— Предложенный фрагмент —
■ ■ ■
Именно благодаря изображению трудно проверяемых или полностью недостоверных сведений из ее жизни, благодаря двусмысленным и незавизированным цитатам из уст ее коллег и благодаря туманным эстетическим заключениям из личности был сотворен тип — конечная цель для всех проекций и фантазий. В начале 60-х годов этот образ изменился, он менялся и дальше - после ее ухода со сцены и после се смерти. Постепенно из мегеры вылупилась мадонна и мученица, из певицы образовалась идея, святая от искусства. Через десять лет после ее смерти критик Руперт Кристиансен писал в английском журнале "Опера", что стало невозможным просто слушать Каллас. Перспектива для ее свершений оказалась размытой, и даже ошибки, возникшие по вине поклонников, вошли внутрь мифа Каллас.
■ ■ ■
— Предоставленные строки —
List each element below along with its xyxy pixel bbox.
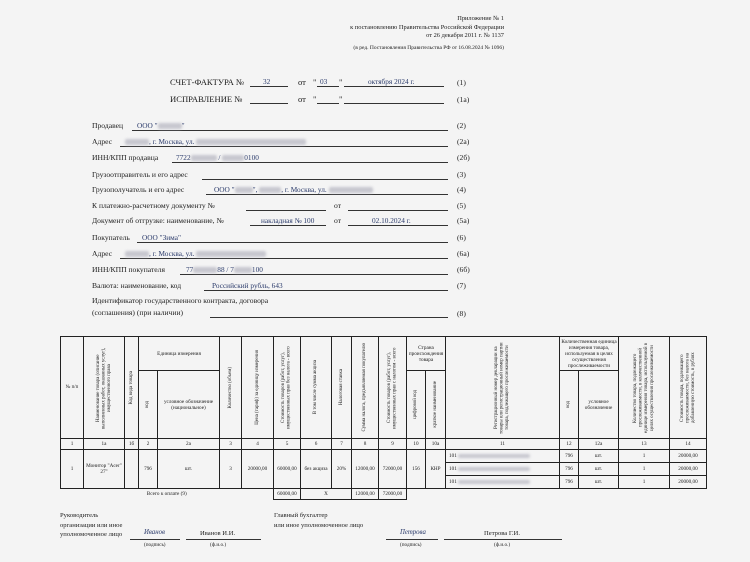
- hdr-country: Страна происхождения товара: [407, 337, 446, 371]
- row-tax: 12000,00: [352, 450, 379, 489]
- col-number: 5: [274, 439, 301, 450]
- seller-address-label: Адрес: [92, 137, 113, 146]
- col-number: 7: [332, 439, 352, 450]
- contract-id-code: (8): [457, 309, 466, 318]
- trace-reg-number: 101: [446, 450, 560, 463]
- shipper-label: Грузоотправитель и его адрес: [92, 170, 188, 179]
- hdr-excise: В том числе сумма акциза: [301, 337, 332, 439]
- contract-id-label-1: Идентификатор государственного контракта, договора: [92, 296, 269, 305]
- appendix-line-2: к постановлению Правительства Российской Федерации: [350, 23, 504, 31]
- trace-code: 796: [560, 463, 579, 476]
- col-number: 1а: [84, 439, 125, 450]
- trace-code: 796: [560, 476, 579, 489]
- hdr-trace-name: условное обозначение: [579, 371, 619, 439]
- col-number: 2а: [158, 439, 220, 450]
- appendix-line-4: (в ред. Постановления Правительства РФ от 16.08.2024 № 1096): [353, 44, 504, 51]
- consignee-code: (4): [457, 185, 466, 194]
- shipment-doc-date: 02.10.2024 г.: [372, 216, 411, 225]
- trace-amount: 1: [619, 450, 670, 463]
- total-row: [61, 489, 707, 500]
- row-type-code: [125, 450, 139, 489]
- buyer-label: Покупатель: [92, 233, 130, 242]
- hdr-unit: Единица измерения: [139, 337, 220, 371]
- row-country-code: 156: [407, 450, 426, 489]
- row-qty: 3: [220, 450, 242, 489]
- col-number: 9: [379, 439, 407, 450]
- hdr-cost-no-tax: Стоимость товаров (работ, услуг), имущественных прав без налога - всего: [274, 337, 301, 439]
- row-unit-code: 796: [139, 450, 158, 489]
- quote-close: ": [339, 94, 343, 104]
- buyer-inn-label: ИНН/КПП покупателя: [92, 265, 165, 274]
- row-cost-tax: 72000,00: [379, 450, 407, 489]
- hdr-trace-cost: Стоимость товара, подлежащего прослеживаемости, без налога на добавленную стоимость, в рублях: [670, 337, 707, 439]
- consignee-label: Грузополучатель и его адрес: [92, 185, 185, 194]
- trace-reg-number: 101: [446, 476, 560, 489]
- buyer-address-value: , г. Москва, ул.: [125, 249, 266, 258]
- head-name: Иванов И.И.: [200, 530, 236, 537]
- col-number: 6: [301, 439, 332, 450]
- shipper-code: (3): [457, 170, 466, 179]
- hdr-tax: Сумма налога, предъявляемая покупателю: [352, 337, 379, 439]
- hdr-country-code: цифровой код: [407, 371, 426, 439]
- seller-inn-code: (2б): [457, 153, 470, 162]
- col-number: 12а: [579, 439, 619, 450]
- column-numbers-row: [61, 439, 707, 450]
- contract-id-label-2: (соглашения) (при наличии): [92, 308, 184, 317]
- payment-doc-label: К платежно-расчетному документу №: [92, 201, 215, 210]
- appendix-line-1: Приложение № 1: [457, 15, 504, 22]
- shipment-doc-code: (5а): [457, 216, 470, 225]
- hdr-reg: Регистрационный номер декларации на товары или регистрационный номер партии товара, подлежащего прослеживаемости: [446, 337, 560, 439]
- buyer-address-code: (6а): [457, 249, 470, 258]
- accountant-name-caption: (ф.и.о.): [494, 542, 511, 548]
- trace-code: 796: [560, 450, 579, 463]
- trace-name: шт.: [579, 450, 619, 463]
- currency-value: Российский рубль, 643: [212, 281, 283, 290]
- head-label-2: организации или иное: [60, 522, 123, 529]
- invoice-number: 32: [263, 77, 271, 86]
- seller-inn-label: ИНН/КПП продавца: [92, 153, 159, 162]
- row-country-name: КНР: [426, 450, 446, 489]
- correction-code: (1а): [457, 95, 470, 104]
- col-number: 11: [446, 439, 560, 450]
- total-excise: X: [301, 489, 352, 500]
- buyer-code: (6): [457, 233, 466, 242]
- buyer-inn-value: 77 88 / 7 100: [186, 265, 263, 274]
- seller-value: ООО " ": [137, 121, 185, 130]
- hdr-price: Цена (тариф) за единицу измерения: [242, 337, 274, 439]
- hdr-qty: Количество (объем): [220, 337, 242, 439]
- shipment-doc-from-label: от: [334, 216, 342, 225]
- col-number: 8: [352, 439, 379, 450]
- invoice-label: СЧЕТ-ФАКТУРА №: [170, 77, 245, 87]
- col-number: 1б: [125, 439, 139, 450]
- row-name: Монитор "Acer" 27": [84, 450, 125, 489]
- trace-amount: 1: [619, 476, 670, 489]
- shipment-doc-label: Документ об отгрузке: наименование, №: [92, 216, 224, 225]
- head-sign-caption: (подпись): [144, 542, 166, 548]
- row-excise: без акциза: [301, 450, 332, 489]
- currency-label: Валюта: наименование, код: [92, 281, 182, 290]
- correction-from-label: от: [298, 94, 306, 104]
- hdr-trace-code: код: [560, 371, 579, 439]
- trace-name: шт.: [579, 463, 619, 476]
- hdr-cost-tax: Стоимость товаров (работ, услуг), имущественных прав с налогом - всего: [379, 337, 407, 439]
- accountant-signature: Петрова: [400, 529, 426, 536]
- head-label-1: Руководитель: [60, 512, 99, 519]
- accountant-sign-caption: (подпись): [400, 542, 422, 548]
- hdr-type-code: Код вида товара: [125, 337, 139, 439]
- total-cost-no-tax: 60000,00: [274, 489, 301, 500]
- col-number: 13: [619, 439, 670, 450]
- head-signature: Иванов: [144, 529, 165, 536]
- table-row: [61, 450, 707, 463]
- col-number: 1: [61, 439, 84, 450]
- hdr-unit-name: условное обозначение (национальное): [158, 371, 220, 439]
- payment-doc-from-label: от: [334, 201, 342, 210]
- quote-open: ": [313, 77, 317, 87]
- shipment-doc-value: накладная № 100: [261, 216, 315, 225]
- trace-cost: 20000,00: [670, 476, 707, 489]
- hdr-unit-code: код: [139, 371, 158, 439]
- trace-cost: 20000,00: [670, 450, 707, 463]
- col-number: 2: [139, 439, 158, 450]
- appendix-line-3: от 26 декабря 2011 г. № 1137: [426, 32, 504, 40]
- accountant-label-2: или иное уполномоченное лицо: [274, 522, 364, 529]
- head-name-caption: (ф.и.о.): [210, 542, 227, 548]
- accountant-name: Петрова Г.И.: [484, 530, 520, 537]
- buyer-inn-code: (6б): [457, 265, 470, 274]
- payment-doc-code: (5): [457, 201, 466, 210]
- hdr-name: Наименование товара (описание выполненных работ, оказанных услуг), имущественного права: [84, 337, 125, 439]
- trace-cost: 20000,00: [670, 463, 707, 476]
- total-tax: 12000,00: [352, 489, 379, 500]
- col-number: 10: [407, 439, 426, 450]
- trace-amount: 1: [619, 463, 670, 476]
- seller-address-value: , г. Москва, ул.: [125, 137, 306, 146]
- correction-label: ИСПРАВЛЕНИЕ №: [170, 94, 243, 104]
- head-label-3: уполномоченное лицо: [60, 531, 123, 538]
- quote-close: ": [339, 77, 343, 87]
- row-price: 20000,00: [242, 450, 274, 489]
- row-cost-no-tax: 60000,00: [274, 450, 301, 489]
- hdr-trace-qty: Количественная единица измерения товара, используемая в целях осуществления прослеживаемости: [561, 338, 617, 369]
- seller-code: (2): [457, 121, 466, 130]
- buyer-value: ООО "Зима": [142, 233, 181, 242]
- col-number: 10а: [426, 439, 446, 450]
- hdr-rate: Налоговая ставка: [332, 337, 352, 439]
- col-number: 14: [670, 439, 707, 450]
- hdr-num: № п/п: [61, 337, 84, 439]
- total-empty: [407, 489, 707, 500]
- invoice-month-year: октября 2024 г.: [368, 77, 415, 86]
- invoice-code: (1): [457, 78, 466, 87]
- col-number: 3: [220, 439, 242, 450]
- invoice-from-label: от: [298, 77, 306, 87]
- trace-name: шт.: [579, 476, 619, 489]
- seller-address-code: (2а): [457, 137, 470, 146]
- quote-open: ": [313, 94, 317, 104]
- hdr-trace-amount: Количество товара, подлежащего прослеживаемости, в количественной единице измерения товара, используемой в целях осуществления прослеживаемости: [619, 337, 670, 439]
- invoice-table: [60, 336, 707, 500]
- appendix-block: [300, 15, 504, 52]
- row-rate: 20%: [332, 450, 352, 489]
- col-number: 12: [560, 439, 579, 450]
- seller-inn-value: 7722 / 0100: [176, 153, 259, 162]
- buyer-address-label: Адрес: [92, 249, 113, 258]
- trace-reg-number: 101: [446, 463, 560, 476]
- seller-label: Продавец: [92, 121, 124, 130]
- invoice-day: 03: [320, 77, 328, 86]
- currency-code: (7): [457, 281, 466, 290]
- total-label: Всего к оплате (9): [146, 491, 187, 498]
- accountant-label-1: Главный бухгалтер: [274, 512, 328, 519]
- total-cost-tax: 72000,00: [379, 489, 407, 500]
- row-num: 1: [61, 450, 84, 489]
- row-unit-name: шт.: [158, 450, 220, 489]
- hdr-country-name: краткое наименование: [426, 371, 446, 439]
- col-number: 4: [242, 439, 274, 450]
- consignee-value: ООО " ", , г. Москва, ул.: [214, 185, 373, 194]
■ ■ ■
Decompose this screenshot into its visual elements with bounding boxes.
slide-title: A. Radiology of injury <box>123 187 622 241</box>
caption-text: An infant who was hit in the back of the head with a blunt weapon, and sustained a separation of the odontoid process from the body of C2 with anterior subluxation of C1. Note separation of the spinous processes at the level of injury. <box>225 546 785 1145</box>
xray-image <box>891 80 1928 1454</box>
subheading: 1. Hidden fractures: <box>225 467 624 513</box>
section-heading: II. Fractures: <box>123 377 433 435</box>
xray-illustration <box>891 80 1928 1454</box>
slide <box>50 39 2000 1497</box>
■ ■ ■
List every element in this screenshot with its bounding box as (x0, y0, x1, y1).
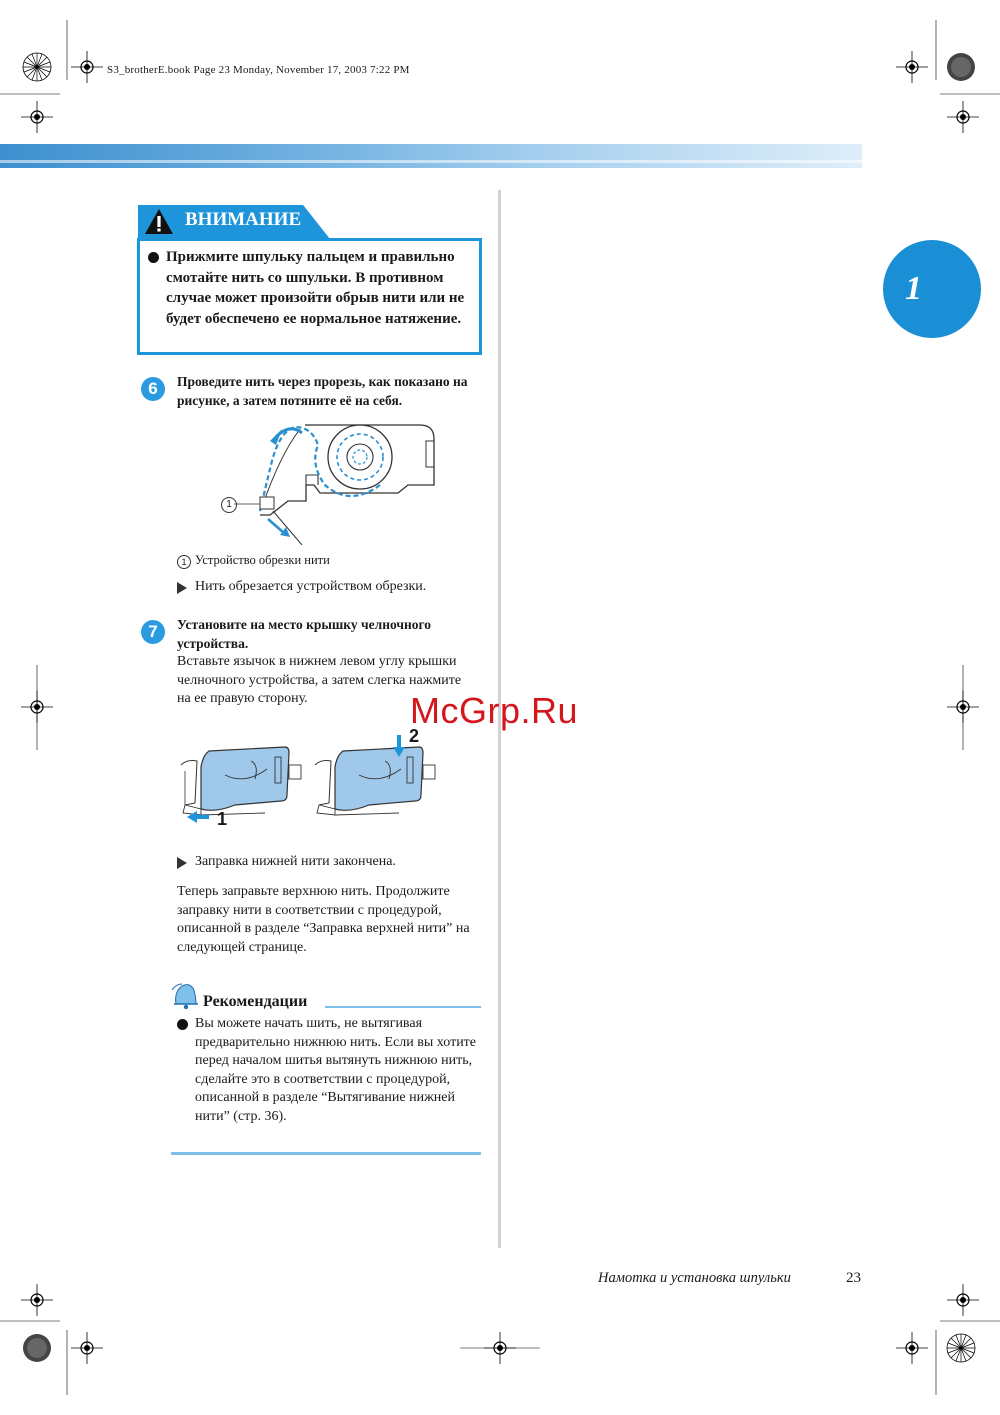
■ ■ ■
— Задача —
Пожалуйста, воспроизведите дословно часть предложенного фрагмента, начиная со слов «Именно благодаря изображению» и продолжая до слов «внутрь мифа Каллас.» включительно.

— Ответ на задание —
Именно благодаря изображению трудно проверяемых или полностью недостоверных сведений из ее жизни, благодаря двусмысленным и незавизированным цитатам из уст ее коллег и благодаря туманным эстетическим заключениям из личности был сотворен тип — конечная цель для всех проекций и фантазий. В начале 60-х годов этот образ изменился, он менялся и дальше - после ее ухода со сцены и после се смерти. Постепенно из мегеры вылупилась мадонна и мученица, из певицы образовалась идея, святая от искусства. Через десять лет после ее смерти критик Руперт Кристиансен писал в английском журнале "Опера", что стало невозможным просто слушать Каллас. Перспектива для ее свершений оказалась размытой, и даже ошибки, возникшие по вине поклонников, вошли внутрь мифа Каллас.